- **Short task**
The data below should be printed in full, exactly, and without any of its images.
--- Begin ---
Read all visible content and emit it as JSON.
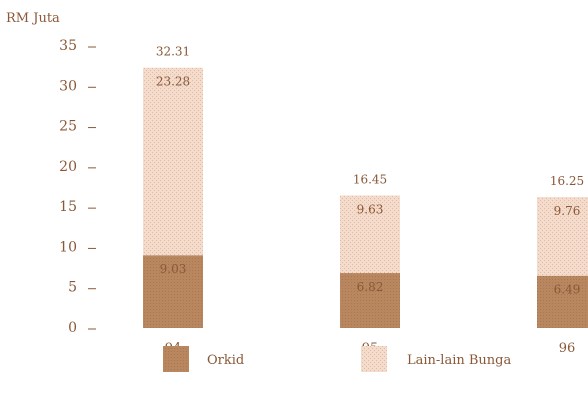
{
  "chart_data": {
    "type": "bar",
    "stacked": true,
    "ylabel": "RM Juta",
    "ylim": [
      0,
      35
    ],
    "yticks": [
      "0",
      "5",
      "10",
      "15",
      "20",
      "25",
      "30",
      "35"
    ],
    "categories": [
      "94",
      "95",
      "96"
    ],
    "series": [
      {
        "name": "Orkid",
        "values": [
          9.03,
          6.82,
          6.49
        ],
        "labels": [
          "9.03",
          "6.82",
          "6.49"
        ],
        "color": "#b88762"
      },
      {
        "name": "Lain-lain Bunga",
        "values": [
          23.28,
          9.63,
          9.76
        ],
        "labels": [
          "23.28",
          "9.63",
          "9.76"
        ],
        "color": "#f2d8c8"
      }
    ],
    "totals": [
      "32.31",
      "16.45",
      "16.25"
    ],
    "legend_position": "bottom",
    "text_color": "#8a5838"
  }
}
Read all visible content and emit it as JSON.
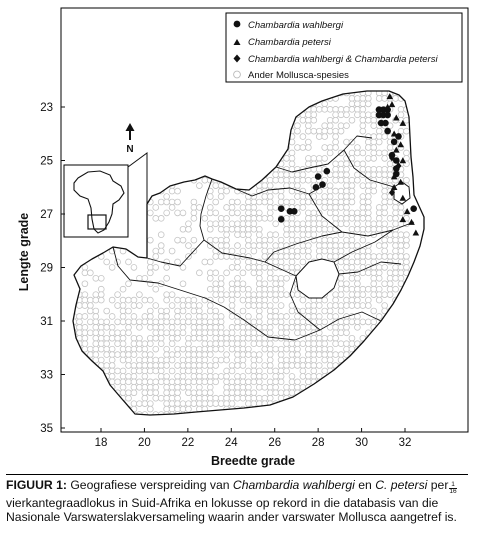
{
  "map": {
    "north_label": "N",
    "legend": [
      {
        "id": "wahlbergi",
        "label": "Chambardia wahlbergi",
        "symbol": "filled-circle-icon"
      },
      {
        "id": "petersi",
        "label": "Chambardia petersi",
        "symbol": "filled-triangle-icon"
      },
      {
        "id": "both",
        "label": "Chambardia wahlbergi & Chambardia petersi",
        "symbol": "filled-diamond-icon"
      },
      {
        "id": "other",
        "label": "Ander Mollusca-spesies",
        "symbol": "open-circle-icon"
      }
    ],
    "x_axis": {
      "title": "Breedte grade",
      "ticks": [
        "18",
        "20",
        "22",
        "24",
        "26",
        "28",
        "30",
        "32"
      ]
    },
    "y_axis": {
      "title": "Lengte grade",
      "ticks": [
        "23",
        "25",
        "27",
        "29",
        "31",
        "33",
        "35"
      ]
    },
    "colors": {
      "ink": "#111111",
      "open_marker": "#c4c4c4",
      "frame": "#000000"
    }
  },
  "caption": {
    "label": "FIGUUR 1:",
    "t1": " Geografiese verspreiding van ",
    "sp1": "Chambardia wahlbergi",
    "t2": " en ",
    "sp2": "C. petersi",
    "t3": " per",
    "frac_num": "1",
    "frac_den": "16",
    "t4": "vierkantegraadlokus in Suid-Afrika en lokusse op rekord in die databasis van die Nasionale Varswaterslakversameling waarin ander varswater Mollusca aangetref is."
  }
}
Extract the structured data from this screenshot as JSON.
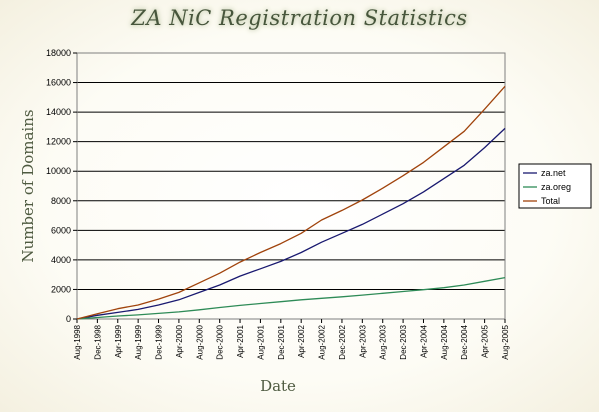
{
  "title": "ZA NiC Registration Statistics",
  "colors": {
    "za_net": "#191970",
    "za_oreg": "#2e8b57",
    "total": "#a0430c"
  },
  "chart_data": {
    "type": "line",
    "xlabel": "Date",
    "ylabel": "Number of Domains",
    "ylim": [
      0,
      18000
    ],
    "yticks": [
      0,
      2000,
      4000,
      6000,
      8000,
      10000,
      12000,
      14000,
      16000,
      18000
    ],
    "grid": "horizontal",
    "legend_position": "right",
    "x": [
      "Aug-1998",
      "Dec-1998",
      "Apr-1999",
      "Aug-1999",
      "Dec-1999",
      "Apr-2000",
      "Aug-2000",
      "Dec-2000",
      "Apr-2001",
      "Aug-2001",
      "Dec-2001",
      "Apr-2002",
      "Aug-2002",
      "Dec-2002",
      "Apr-2003",
      "Aug-2003",
      "Dec-2003",
      "Apr-2004",
      "Aug-2004",
      "Dec-2004",
      "Apr-2005",
      "Aug-2005"
    ],
    "series": [
      {
        "name": "za.net",
        "color": "#191970",
        "values": [
          0,
          250,
          450,
          650,
          950,
          1300,
          1800,
          2300,
          2900,
          3400,
          3900,
          4500,
          5200,
          5800,
          6400,
          7100,
          7800,
          8600,
          9500,
          10400,
          11600,
          12900
        ]
      },
      {
        "name": "za.oreg",
        "color": "#2e8b57",
        "values": [
          0,
          100,
          200,
          280,
          380,
          480,
          620,
          780,
          920,
          1050,
          1170,
          1300,
          1400,
          1500,
          1620,
          1740,
          1860,
          1980,
          2120,
          2300,
          2550,
          2800
        ]
      },
      {
        "name": "Total",
        "color": "#a0430c",
        "values": [
          0,
          350,
          700,
          950,
          1350,
          1800,
          2450,
          3100,
          3850,
          4500,
          5100,
          5800,
          6700,
          7350,
          8050,
          8850,
          9700,
          10600,
          11650,
          12700,
          14200,
          15750
        ]
      }
    ]
  }
}
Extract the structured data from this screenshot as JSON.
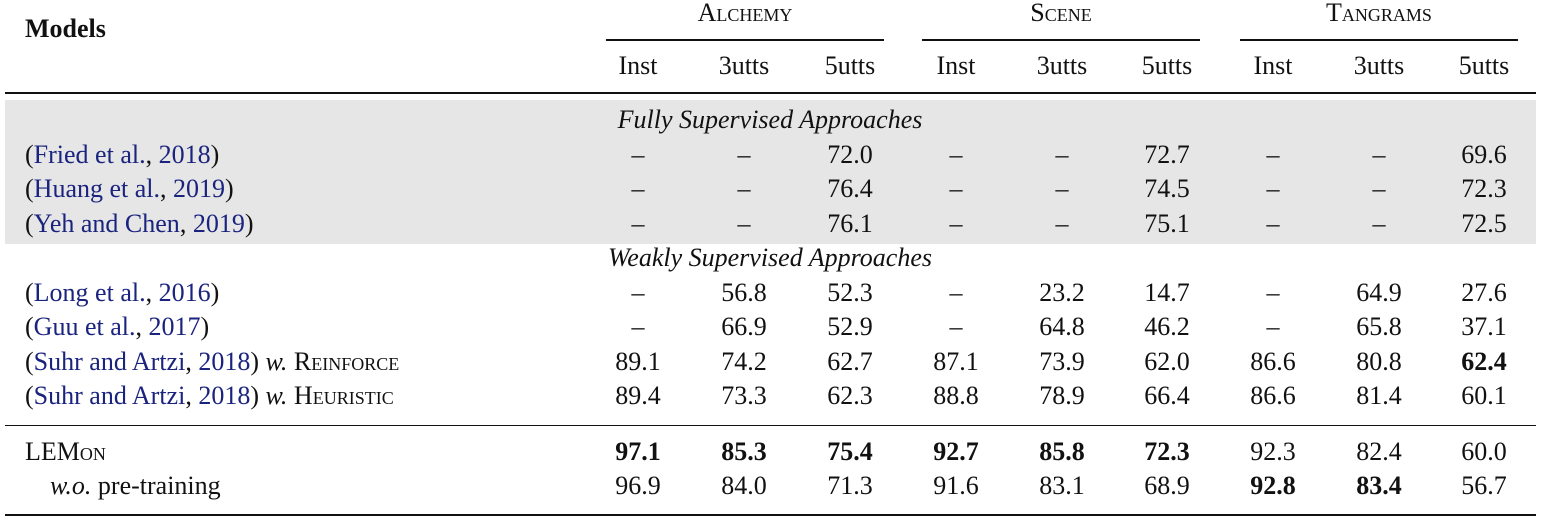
--- End ---
- **Reply**
Read all visible content and emit it as JSON.
{
  "chart_data": {
    "type": "bar",
    "stacked": true,
    "ylabel": "RM Juta",
    "ylim": [
      0,
      35
    ],
    "yticks": [
      "0",
      "5",
      "10",
      "15",
      "20",
      "25",
      "30",
      "35"
    ],
    "categories": [
      "94",
      "95",
      "96"
    ],
    "series": [
      {
        "name": "Orkid",
        "values": [
          9.03,
          6.82,
          6.49
        ],
        "labels": [
          "9.03",
          "6.82",
          "6.49"
        ],
        "color": "#b88762"
      },
      {
        "name": "Lain-lain Bunga",
        "values": [
          23.28,
          9.63,
          9.76
        ],
        "labels": [
          "23.28",
          "9.63",
          "9.76"
        ],
        "color": "#f2d8c8"
      }
    ],
    "totals": [
      "32.31",
      "16.45",
      "16.25"
    ],
    "legend_position": "bottom",
    "text_color": "#8a5838"
  }
}
Read all visible content and emit it as JSON.
{
  "map": {
    "north_label": "N",
    "legend": [
      {
        "id": "wahlbergi",
        "label": "Chambardia wahlbergi",
        "symbol": "filled-circle-icon"
      },
      {
        "id": "petersi",
        "label": "Chambardia petersi",
        "symbol": "filled-triangle-icon"
      },
      {
        "id": "both",
        "label": "Chambardia wahlbergi & Chambardia petersi",
        "symbol": "filled-diamond-icon"
      },
      {
        "id": "other",
        "label": "Ander Mollusca-spesies",
        "symbol": "open-circle-icon"
      }
    ],
    "x_axis": {
      "title": "Breedte grade",
      "ticks": [
        "18",
        "20",
        "22",
        "24",
        "26",
        "28",
        "30",
        "32"
      ]
    },
    "y_axis": {
      "title": "Lengte grade",
      "ticks": [
        "23",
        "25",
        "27",
        "29",
        "31",
        "33",
        "35"
      ]
    },
    "colors": {
      "ink": "#111111",
      "open_marker": "#c4c4c4",
      "frame": "#000000"
    }
  },
  "caption": {
    "label": "FIGUUR 1:",
    "t1": " Geografiese verspreiding van ",
    "sp1": "Chambardia wahlbergi",
    "t2": " en ",
    "sp2": "C. petersi",
    "t3": " per",
    "frac_num": "1",
    "frac_den": "16",
    "t4": "vierkantegraadlokus in Suid-Afrika en lokusse op rekord in die databasis van die Nasionale Varswaterslakversameling waarin ander varswater Mollusca aangetref is."
  }
}
Extract the structured data from this screenshot as JSON.
{
  "title": "ZA NiC Registration Statistics",
  "colors": {
    "za_net": "#191970",
    "za_oreg": "#2e8b57",
    "total": "#a0430c"
  },
  "chart_data": {
    "type": "line",
    "xlabel": "Date",
    "ylabel": "Number of Domains",
    "ylim": [
      0,
      18000
    ],
    "yticks": [
      0,
      2000,
      4000,
      6000,
      8000,
      10000,
      12000,
      14000,
      16000,
      18000
    ],
    "grid": "horizontal",
    "legend_position": "right",
    "x": [
      "Aug-1998",
      "Dec-1998",
      "Apr-1999",
      "Aug-1999",
      "Dec-1999",
      "Apr-2000",
      "Aug-2000",
      "Dec-2000",
      "Apr-2001",
      "Aug-2001",
      "Dec-2001",
      "Apr-2002",
      "Aug-2002",
      "Dec-2002",
      "Apr-2003",
      "Aug-2003",
      "Dec-2003",
      "Apr-2004",
      "Aug-2004",
      "Dec-2004",
      "Apr-2005",
      "Aug-2005"
    ],
    "series": [
      {
        "name": "za.net",
        "color": "#191970",
        "values": [
          0,
          250,
          450,
          650,
          950,
          1300,
          1800,
          2300,
          2900,
          3400,
          3900,
          4500,
          5200,
          5800,
          6400,
          7100,
          7800,
          8600,
          9500,
          10400,
          11600,
          12900
        ]
      },
      {
        "name": "za.oreg",
        "color": "#2e8b57",
        "values": [
          0,
          100,
          200,
          280,
          380,
          480,
          620,
          780,
          920,
          1050,
          1170,
          1300,
          1400,
          1500,
          1620,
          1740,
          1860,
          1980,
          2120,
          2300,
          2550,
          2800
        ]
      },
      {
        "name": "Total",
        "color": "#a0430c",
        "values": [
          0,
          350,
          700,
          950,
          1350,
          1800,
          2450,
          3100,
          3850,
          4500,
          5100,
          5800,
          6700,
          7350,
          8050,
          8850,
          9700,
          10600,
          11650,
          12700,
          14200,
          15750
        ]
      }
    ]
  }
}
Extract the structured data from this screenshot as JSON.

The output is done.